-- Begin Extracted entries --

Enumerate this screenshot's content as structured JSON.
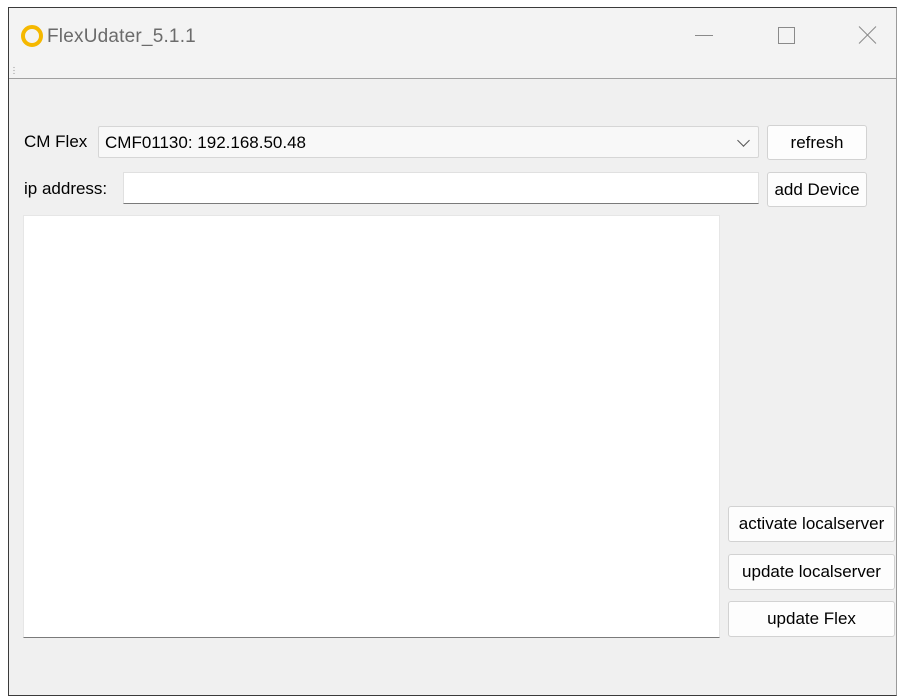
{
  "window": {
    "title": "FlexUdater_5.1.1",
    "icon": "ring-icon",
    "accent_color": "#f5b800"
  },
  "form": {
    "device_label": "CM Flex",
    "device_selected": "CMF01130: 192.168.50.48",
    "ip_label": "ip address:",
    "ip_value": "",
    "ip_placeholder": ""
  },
  "buttons": {
    "refresh": "refresh",
    "add_device": "add Device",
    "activate_localserver": "activate localserver",
    "update_localserver": "update localserver",
    "update_flex": "update Flex"
  },
  "log": {
    "content": ""
  }
}
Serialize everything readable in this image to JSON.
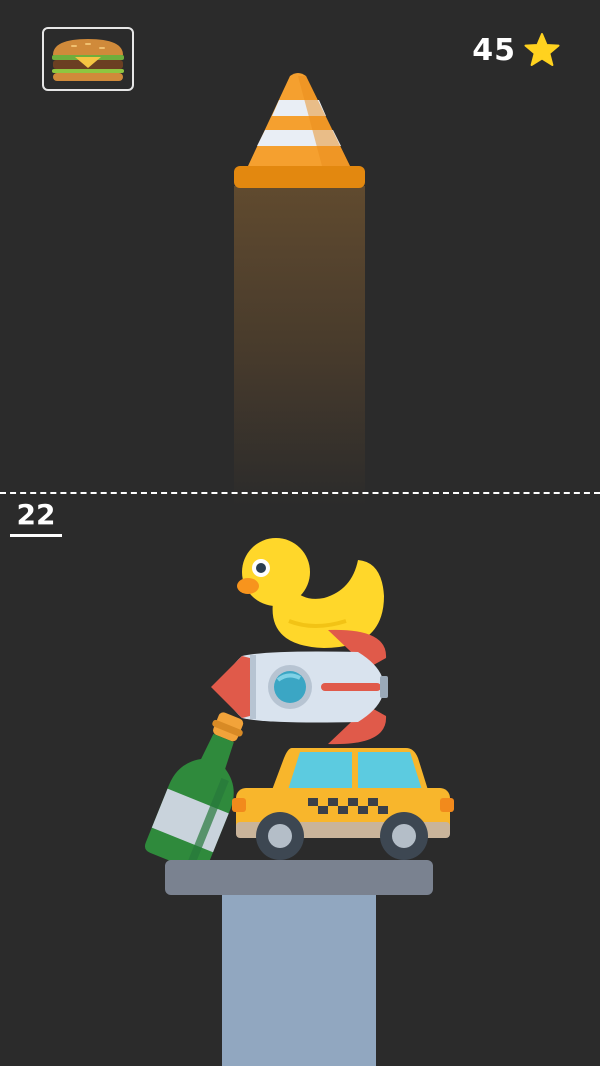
{
  "hud": {
    "stars_count": "45",
    "next_item_icon": "burger-icon",
    "star_icon": "star-icon"
  },
  "game": {
    "height_marker": "22",
    "falling_item": "traffic-cone",
    "stacked_items": [
      "rubber-duck",
      "rocket",
      "green-bottle",
      "taxi-car"
    ],
    "colors": {
      "background": "#2b2b2b",
      "star": "#ffd21f",
      "cone_orange": "#f5a02f",
      "duck_yellow": "#ffd72a",
      "taxi_yellow": "#f8b62c",
      "pedestal_top": "#7a8290",
      "pedestal_column": "#91a7c0"
    }
  }
}
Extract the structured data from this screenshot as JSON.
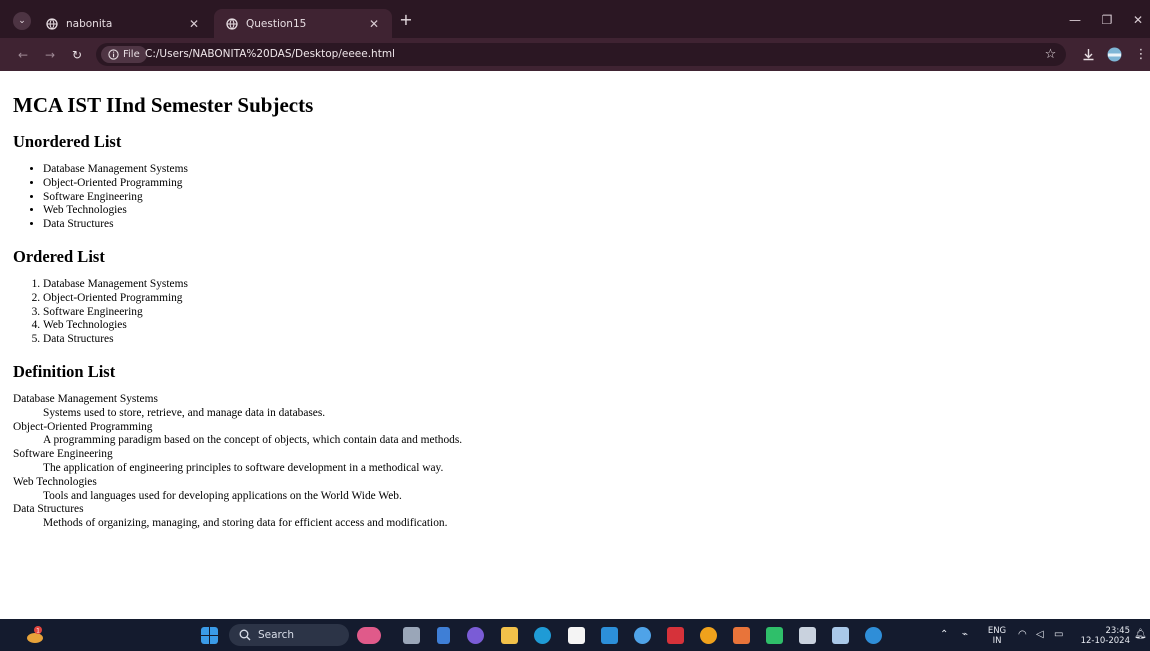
{
  "browser": {
    "tabs": [
      {
        "title": "nabonita",
        "active": false
      },
      {
        "title": "Question15",
        "active": true
      }
    ],
    "new_tab_label": "+",
    "site_chip": "File",
    "url": "C:/Users/NABONITA%20DAS/Desktop/eeee.html",
    "icons": [
      "tab-search-icon",
      "globe-icon",
      "close-icon",
      "plus-icon",
      "minimize-icon",
      "restore-icon",
      "back-icon",
      "forward-icon",
      "reload-icon",
      "info-icon",
      "star-icon",
      "download-icon",
      "profile-avatar",
      "more-icon"
    ]
  },
  "page": {
    "title": "MCA IST IInd Semester Subjects",
    "unordered": {
      "heading": "Unordered List",
      "items": [
        "Database Management Systems",
        "Object-Oriented Programming",
        "Software Engineering",
        "Web Technologies",
        "Data Structures"
      ]
    },
    "ordered": {
      "heading": "Ordered List",
      "items": [
        "Database Management Systems",
        "Object-Oriented Programming",
        "Software Engineering",
        "Web Technologies",
        "Data Structures"
      ]
    },
    "definition": {
      "heading": "Definition List",
      "items": [
        {
          "term": "Database Management Systems",
          "desc": "Systems used to store, retrieve, and manage data in databases."
        },
        {
          "term": "Object-Oriented Programming",
          "desc": "A programming paradigm based on the concept of objects, which contain data and methods."
        },
        {
          "term": "Software Engineering",
          "desc": "The application of engineering principles to software development in a methodical way."
        },
        {
          "term": "Web Technologies",
          "desc": "Tools and languages used for developing applications on the World Wide Web."
        },
        {
          "term": "Data Structures",
          "desc": "Methods of organizing, managing, and storing data for efficient access and modification."
        }
      ]
    }
  },
  "taskbar": {
    "search_label": "Search",
    "language": "ENG",
    "region": "IN",
    "time": "23:45",
    "date": "12-10-2024",
    "widget_badge": "1",
    "colors": {
      "background": "#141b2e",
      "windows_blue": "#3a8fd9"
    }
  },
  "colors": {
    "tabstrip": "#2b1723",
    "toolbar": "#3f2332",
    "omnibox": "#2b1723"
  }
}
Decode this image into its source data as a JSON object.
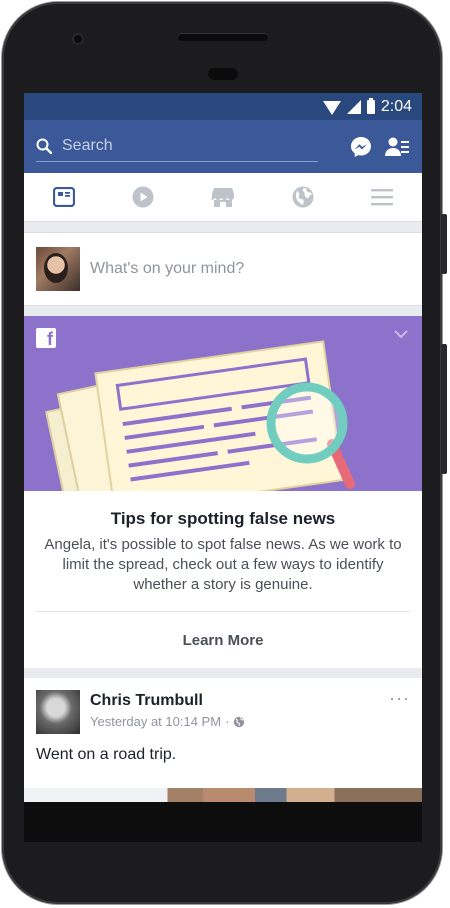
{
  "status_bar": {
    "time": "2:04"
  },
  "nav": {
    "search_placeholder": "Search",
    "icons": [
      "messenger-icon",
      "friend-requests-icon"
    ]
  },
  "tabs": [
    {
      "name": "news-feed",
      "icon": "news-feed-icon",
      "active": true
    },
    {
      "name": "watch",
      "icon": "play-icon",
      "active": false
    },
    {
      "name": "marketplace",
      "icon": "store-icon",
      "active": false
    },
    {
      "name": "notifications",
      "icon": "globe-icon",
      "active": false
    },
    {
      "name": "menu",
      "icon": "hamburger-menu-icon",
      "active": false
    }
  ],
  "composer": {
    "prompt": "What's on your mind?"
  },
  "tip_card": {
    "title": "Tips for spotting false news",
    "description": "Angela, it's possible to spot false news. As we work to limit the spread, check out a few ways to identify whether a story is genuine.",
    "cta": "Learn More",
    "hero_color": "#8c72cb",
    "logo_letter": "f"
  },
  "post": {
    "author": "Chris Trumbull",
    "time": "Yesterday at 10:14 PM",
    "separator": "·",
    "text": "Went on a road trip.",
    "more": "···"
  },
  "colors": {
    "brand": "#3b5998",
    "status": "#29487d",
    "accent_purple": "#8c72cb"
  }
}
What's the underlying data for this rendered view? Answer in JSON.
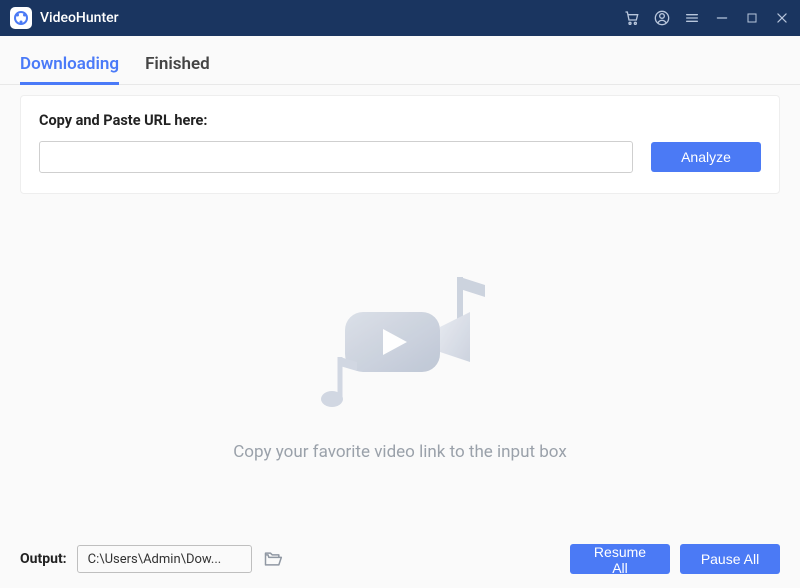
{
  "app": {
    "title": "VideoHunter"
  },
  "tabs": {
    "downloading": "Downloading",
    "finished": "Finished"
  },
  "card": {
    "label": "Copy and Paste URL here:",
    "input_value": "",
    "analyze_label": "Analyze"
  },
  "empty": {
    "text": "Copy your favorite video link to the input box"
  },
  "bottom": {
    "output_label": "Output:",
    "output_path": "C:\\Users\\Admin\\Dow...",
    "resume_label": "Resume All",
    "pause_label": "Pause All"
  },
  "colors": {
    "primary": "#4b7af5",
    "titlebar": "#1a3560"
  }
}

-- End Extracted entries --

• [Written problem]: Pictures in the records above are not copied; print everything else exactly.

• [Response below]:
Enumerate this screenshot's content as structured JSON.
{
  "window": {
    "title": "FlexUdater_5.1.1",
    "icon": "ring-icon",
    "accent_color": "#f5b800"
  },
  "form": {
    "device_label": "CM Flex",
    "device_selected": "CMF01130: 192.168.50.48",
    "ip_label": "ip address:",
    "ip_value": "",
    "ip_placeholder": ""
  },
  "buttons": {
    "refresh": "refresh",
    "add_device": "add Device",
    "activate_localserver": "activate localserver",
    "update_localserver": "update localserver",
    "update_flex": "update Flex"
  },
  "log": {
    "content": ""
  }
}
Serialize everything readable in this image to JSON.
{
  "hud": {
    "stars_count": "45",
    "next_item_icon": "burger-icon",
    "star_icon": "star-icon"
  },
  "game": {
    "height_marker": "22",
    "falling_item": "traffic-cone",
    "stacked_items": [
      "rubber-duck",
      "rocket",
      "green-bottle",
      "taxi-car"
    ],
    "colors": {
      "background": "#2b2b2b",
      "star": "#ffd21f",
      "cone_orange": "#f5a02f",
      "duck_yellow": "#ffd72a",
      "taxi_yellow": "#f8b62c",
      "pedestal_top": "#7a8290",
      "pedestal_column": "#91a7c0"
    }
  }
}
Extract the structured data from this screenshot as JSON.
{
  "browser": {
    "tabs": [
      {
        "title": "nabonita",
        "active": false
      },
      {
        "title": "Question15",
        "active": true
      }
    ],
    "new_tab_label": "+",
    "site_chip": "File",
    "url": "C:/Users/NABONITA%20DAS/Desktop/eeee.html",
    "icons": [
      "tab-search-icon",
      "globe-icon",
      "close-icon",
      "plus-icon",
      "minimize-icon",
      "restore-icon",
      "back-icon",
      "forward-icon",
      "reload-icon",
      "info-icon",
      "star-icon",
      "download-icon",
      "profile-avatar",
      "more-icon"
    ]
  },
  "page": {
    "title": "MCA IST IInd Semester Subjects",
    "unordered": {
      "heading": "Unordered List",
      "items": [
        "Database Management Systems",
        "Object-Oriented Programming",
        "Software Engineering",
        "Web Technologies",
        "Data Structures"
      ]
    },
    "ordered": {
      "heading": "Ordered List",
      "items": [
        "Database Management Systems",
        "Object-Oriented Programming",
        "Software Engineering",
        "Web Technologies",
        "Data Structures"
      ]
    },
    "definition": {
      "heading": "Definition List",
      "items": [
        {
          "term": "Database Management Systems",
          "desc": "Systems used to store, retrieve, and manage data in databases."
        },
        {
          "term": "Object-Oriented Programming",
          "desc": "A programming paradigm based on the concept of objects, which contain data and methods."
        },
        {
          "term": "Software Engineering",
          "desc": "The application of engineering principles to software development in a methodical way."
        },
        {
          "term": "Web Technologies",
          "desc": "Tools and languages used for developing applications on the World Wide Web."
        },
        {
          "term": "Data Structures",
          "desc": "Methods of organizing, managing, and storing data for efficient access and modification."
        }
      ]
    }
  },
  "taskbar": {
    "search_label": "Search",
    "language": "ENG",
    "region": "IN",
    "time": "23:45",
    "date": "12-10-2024",
    "widget_badge": "1",
    "colors": {
      "background": "#141b2e",
      "windows_blue": "#3a8fd9"
    }
  },
  "colors": {
    "tabstrip": "#2b1723",
    "toolbar": "#3f2332",
    "omnibox": "#2b1723"
  }
}
Decode this image into its source data as a JSON object.
{
  "status_bar": {
    "time": "2:04"
  },
  "nav": {
    "search_placeholder": "Search",
    "icons": [
      "messenger-icon",
      "friend-requests-icon"
    ]
  },
  "tabs": [
    {
      "name": "news-feed",
      "icon": "news-feed-icon",
      "active": true
    },
    {
      "name": "watch",
      "icon": "play-icon",
      "active": false
    },
    {
      "name": "marketplace",
      "icon": "store-icon",
      "active": false
    },
    {
      "name": "notifications",
      "icon": "globe-icon",
      "active": false
    },
    {
      "name": "menu",
      "icon": "hamburger-menu-icon",
      "active": false
    }
  ],
  "composer": {
    "prompt": "What's on your mind?"
  },
  "tip_card": {
    "title": "Tips for spotting false news",
    "description": "Angela, it's possible to spot false news. As we work to limit the spread, check out a few ways to identify whether a story is genuine.",
    "cta": "Learn More",
    "hero_color": "#8c72cb",
    "logo_letter": "f"
  },
  "post": {
    "author": "Chris Trumbull",
    "time": "Yesterday at 10:14 PM",
    "separator": "·",
    "text": "Went on a road trip.",
    "more": "···"
  },
  "colors": {
    "brand": "#3b5998",
    "status": "#29487d",
    "accent_purple": "#8c72cb"
  }
}
What's the underlying data for this rendered view? Answer in JSON.
{
  "app": {
    "title": "VideoHunter"
  },
  "tabs": {
    "downloading": "Downloading",
    "finished": "Finished"
  },
  "card": {
    "label": "Copy and Paste URL here:",
    "input_value": "",
    "analyze_label": "Analyze"
  },
  "empty": {
    "text": "Copy your favorite video link to the input box"
  },
  "bottom": {
    "output_label": "Output:",
    "output_path": "C:\\Users\\Admin\\Dow...",
    "resume_label": "Resume All",
    "pause_label": "Pause All"
  },
  "colors": {
    "primary": "#4b7af5",
    "titlebar": "#1a3560"
  }
}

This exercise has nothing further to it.